◆ EXERCISE DETAILS:
Render every entry verbatim.

◆ DATASET RECORDS:
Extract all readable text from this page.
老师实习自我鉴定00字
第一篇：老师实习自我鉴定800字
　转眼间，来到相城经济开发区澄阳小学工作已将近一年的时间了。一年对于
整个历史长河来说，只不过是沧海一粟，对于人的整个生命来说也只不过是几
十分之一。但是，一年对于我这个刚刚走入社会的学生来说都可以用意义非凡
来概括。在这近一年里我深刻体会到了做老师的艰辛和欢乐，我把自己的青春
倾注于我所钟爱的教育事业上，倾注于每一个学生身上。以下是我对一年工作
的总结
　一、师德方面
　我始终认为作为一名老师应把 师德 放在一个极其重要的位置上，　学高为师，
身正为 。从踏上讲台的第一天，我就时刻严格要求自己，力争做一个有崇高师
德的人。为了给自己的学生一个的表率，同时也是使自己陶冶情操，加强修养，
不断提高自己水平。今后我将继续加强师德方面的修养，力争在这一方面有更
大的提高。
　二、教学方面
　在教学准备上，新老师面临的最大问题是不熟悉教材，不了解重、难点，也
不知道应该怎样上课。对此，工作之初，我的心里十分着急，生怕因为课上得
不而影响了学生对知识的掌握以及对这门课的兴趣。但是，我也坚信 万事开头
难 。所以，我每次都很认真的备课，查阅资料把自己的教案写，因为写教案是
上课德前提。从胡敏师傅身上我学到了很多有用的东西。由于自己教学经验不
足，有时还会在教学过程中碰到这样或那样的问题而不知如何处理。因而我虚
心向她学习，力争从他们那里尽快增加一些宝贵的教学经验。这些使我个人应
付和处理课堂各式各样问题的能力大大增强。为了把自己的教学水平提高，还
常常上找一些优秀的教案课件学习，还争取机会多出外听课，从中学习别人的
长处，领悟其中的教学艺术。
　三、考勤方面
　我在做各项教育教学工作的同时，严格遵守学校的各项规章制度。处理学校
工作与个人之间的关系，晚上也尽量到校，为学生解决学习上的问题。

◆ SOLUTION TO THE PROBLEM:
Extract all readable text from this page.
老师实习自我鉴定00字
第一篇：老师实习自我鉴定800字
　转眼间，来到相城经济开发区澄阳小学工作已将近一年的时间了。一年对于
整个历史长河来说，只不过是沧海一粟，对于人的整个生命来说也只不过是几
十分之一。但是，一年对于我这个刚刚走入社会的学生来说都可以用意义非凡
来概括。在这近一年里我深刻体会到了做老师的艰辛和欢乐，我把自己的青春
倾注于我所钟爱的教育事业上，倾注于每一个学生身上。以下是我对一年工作
的总结
　一、师德方面
　我始终认为作为一名老师应把 师德 放在一个极其重要的位置上，　学高为师，
身正为 。从踏上讲台的第一天，我就时刻严格要求自己，力争做一个有崇高师
德的人。为了给自己的学生一个的表率，同时也是使自己陶冶情操，加强修养，
不断提高自己水平。今后我将继续加强师德方面的修养，力争在这一方面有更
大的提高。
　二、教学方面
　在教学准备上，新老师面临的最大问题是不熟悉教材，不了解重、难点，也
不知道应该怎样上课。对此，工作之初，我的心里十分着急，生怕因为课上得
不而影响了学生对知识的掌握以及对这门课的兴趣。但是，我也坚信 万事开头
难 。所以，我每次都很认真的备课，查阅资料把自己的教案写，因为写教案是
上课德前提。从胡敏师傅身上我学到了很多有用的东西。由于自己教学经验不
足，有时还会在教学过程中碰到这样或那样的问题而不知如何处理。因而我虚
心向她学习，力争从他们那里尽快增加一些宝贵的教学经验。这些使我个人应
付和处理课堂各式各样问题的能力大大增强。为了把自己的教学水平提高，还
常常上找一些优秀的教案课件学习，还争取机会多出外听课，从中学习别人的
长处，领悟其中的教学艺术。
　三、考勤方面
　我在做各项教育教学工作的同时，严格遵守学校的各项规章制度。处理学校
工作与个人之间的关系，晚上也尽量到校，为学生解决学习上的问题。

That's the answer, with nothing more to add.